▶ [Objective]
Copy down every line where the string "intg" shows up.

▶ [Data for this task]

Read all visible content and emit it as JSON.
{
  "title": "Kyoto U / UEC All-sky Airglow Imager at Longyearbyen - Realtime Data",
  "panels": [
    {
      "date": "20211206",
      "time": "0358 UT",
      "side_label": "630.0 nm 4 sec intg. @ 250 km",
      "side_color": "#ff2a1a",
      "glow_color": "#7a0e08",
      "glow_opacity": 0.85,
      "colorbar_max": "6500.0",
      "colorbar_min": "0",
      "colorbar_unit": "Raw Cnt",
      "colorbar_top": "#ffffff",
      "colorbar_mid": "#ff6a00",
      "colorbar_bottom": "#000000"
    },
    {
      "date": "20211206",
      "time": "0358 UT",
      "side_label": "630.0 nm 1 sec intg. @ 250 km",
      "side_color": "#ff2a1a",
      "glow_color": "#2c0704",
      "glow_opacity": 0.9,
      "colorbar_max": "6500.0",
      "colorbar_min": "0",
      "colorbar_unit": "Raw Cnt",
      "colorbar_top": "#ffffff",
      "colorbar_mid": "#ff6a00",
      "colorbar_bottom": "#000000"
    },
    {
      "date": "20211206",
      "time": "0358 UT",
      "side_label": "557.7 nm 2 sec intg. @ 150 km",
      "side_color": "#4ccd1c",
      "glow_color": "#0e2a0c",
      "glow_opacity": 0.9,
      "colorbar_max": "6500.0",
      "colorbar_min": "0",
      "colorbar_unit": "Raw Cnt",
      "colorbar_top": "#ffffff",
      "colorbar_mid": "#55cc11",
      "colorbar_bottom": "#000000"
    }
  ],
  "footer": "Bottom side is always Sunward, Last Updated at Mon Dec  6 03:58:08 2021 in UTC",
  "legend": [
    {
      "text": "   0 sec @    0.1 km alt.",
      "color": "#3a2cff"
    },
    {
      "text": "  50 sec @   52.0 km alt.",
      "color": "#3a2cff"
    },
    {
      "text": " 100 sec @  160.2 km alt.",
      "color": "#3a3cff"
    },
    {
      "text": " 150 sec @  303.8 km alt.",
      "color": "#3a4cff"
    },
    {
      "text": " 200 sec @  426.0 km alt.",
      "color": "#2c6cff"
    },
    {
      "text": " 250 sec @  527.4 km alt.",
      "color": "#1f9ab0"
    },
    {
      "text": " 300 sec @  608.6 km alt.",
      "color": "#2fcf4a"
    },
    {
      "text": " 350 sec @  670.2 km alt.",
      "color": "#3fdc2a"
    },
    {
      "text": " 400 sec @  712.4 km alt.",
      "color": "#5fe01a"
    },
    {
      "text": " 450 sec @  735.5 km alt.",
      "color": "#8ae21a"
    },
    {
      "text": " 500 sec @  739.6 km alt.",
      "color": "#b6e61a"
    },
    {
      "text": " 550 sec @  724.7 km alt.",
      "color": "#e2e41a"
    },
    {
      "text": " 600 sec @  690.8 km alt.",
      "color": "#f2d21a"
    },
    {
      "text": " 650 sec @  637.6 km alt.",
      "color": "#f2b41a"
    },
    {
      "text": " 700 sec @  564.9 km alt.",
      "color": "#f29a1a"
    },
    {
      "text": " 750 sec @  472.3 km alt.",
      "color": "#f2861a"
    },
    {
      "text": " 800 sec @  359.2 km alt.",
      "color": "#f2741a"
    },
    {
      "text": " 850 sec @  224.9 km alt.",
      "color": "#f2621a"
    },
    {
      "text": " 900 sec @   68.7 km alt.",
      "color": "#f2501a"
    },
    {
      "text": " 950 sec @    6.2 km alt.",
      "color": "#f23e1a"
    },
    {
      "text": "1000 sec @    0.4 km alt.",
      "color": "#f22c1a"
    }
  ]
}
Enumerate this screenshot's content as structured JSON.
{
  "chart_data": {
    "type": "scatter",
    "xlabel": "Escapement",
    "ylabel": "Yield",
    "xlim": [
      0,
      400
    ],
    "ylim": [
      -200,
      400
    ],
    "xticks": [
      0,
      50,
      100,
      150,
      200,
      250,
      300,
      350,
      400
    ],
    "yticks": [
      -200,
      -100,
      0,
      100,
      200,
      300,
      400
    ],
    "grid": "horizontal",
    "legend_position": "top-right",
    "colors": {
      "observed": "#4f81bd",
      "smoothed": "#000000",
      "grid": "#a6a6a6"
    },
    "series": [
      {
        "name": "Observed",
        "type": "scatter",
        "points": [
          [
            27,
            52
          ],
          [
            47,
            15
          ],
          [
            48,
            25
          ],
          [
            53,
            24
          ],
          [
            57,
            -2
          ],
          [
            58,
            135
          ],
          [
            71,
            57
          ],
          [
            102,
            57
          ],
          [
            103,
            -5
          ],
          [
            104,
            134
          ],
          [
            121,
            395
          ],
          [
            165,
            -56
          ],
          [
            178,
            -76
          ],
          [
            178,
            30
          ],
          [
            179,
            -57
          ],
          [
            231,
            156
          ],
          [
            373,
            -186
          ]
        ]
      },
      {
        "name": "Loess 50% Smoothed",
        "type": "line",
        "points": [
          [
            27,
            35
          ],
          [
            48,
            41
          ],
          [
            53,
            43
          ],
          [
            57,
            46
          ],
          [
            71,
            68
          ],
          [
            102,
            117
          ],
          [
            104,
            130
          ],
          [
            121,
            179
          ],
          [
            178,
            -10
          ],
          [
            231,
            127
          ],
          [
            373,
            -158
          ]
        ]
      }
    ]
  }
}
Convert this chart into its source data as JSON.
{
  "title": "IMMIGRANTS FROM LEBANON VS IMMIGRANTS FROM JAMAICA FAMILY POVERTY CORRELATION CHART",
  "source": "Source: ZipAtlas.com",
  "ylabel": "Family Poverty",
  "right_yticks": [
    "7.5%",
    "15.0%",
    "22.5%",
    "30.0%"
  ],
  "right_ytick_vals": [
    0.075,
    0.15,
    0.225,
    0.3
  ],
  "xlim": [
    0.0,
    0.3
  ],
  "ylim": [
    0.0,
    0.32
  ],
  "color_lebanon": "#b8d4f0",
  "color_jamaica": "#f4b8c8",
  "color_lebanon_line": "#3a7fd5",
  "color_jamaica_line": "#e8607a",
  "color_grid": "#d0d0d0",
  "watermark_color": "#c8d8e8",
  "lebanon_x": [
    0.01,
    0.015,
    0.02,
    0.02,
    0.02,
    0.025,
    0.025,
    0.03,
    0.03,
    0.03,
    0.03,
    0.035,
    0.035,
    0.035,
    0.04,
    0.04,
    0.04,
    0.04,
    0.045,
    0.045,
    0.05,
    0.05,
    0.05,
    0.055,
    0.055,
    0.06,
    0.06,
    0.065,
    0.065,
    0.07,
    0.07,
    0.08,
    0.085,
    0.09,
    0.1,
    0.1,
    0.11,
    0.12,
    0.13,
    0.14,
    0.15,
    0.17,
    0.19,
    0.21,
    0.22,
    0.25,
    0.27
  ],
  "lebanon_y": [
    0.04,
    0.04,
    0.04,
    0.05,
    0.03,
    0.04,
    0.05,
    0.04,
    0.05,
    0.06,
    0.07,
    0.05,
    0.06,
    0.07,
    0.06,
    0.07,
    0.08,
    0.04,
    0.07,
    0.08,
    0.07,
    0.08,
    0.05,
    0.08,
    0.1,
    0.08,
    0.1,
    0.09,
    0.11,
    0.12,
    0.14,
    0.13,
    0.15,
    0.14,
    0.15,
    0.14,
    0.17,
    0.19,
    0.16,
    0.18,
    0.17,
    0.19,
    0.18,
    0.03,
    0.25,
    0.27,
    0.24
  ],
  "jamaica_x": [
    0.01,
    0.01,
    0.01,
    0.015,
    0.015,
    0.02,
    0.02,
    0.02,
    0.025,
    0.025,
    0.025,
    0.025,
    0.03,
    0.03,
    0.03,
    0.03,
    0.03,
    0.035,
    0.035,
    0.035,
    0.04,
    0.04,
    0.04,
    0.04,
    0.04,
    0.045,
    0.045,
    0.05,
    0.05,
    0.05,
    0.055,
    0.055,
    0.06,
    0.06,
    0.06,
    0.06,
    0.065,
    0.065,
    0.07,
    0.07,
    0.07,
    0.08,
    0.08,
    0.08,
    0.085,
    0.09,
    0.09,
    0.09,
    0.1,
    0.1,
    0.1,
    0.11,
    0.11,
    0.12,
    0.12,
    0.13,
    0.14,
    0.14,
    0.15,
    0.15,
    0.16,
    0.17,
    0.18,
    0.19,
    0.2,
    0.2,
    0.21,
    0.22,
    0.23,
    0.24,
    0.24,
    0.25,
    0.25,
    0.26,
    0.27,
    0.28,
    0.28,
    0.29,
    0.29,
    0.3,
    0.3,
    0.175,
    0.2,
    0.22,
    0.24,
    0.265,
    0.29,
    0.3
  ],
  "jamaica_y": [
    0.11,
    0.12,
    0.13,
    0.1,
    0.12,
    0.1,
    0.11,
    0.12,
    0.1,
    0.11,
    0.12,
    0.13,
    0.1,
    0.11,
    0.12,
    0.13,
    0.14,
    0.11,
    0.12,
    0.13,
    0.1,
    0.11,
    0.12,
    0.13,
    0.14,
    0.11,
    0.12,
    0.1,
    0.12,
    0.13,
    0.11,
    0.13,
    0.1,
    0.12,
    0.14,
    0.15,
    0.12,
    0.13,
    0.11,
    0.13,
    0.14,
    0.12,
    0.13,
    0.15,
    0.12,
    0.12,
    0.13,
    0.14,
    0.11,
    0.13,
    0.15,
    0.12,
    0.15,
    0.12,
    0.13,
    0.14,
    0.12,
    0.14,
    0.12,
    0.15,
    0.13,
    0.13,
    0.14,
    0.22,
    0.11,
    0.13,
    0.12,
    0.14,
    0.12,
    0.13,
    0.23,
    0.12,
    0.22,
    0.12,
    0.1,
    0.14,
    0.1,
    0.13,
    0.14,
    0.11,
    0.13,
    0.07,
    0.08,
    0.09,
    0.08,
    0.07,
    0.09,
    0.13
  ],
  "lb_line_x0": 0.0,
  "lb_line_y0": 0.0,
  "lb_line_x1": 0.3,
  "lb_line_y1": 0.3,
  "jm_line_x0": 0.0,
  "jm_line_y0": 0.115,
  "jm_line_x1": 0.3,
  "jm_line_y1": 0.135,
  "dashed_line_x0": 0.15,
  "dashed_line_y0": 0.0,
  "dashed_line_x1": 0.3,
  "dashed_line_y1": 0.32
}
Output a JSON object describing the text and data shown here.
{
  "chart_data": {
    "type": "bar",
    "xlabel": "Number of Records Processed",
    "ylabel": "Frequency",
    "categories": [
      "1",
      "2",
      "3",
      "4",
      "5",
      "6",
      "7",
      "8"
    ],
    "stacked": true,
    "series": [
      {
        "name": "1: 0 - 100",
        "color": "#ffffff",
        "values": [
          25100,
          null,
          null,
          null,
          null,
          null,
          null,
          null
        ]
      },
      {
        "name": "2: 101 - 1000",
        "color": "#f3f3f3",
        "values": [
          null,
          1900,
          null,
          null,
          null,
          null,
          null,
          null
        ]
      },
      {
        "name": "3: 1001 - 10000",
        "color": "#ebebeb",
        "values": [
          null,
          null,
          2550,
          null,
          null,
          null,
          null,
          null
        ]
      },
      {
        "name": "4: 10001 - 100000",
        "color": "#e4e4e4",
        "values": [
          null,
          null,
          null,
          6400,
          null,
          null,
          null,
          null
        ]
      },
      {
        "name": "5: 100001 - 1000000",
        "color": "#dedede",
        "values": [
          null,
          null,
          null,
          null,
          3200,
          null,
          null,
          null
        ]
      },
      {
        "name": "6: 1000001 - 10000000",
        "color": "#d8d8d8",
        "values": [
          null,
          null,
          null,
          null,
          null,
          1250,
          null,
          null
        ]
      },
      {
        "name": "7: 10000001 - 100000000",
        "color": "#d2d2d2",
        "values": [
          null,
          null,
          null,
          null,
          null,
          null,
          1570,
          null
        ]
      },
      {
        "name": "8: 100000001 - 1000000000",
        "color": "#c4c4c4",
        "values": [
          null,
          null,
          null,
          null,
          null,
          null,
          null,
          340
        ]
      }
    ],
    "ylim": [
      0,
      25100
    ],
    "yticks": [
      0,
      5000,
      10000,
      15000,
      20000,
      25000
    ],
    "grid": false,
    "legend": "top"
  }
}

▶ [Complete output]
      "side_label": "630.0 nm 4 sec intg. @ 250 km",
      "side_label": "630.0 nm 1 sec intg. @ 250 km",
      "side_label": "557.7 nm 2 sec intg. @ 150 km",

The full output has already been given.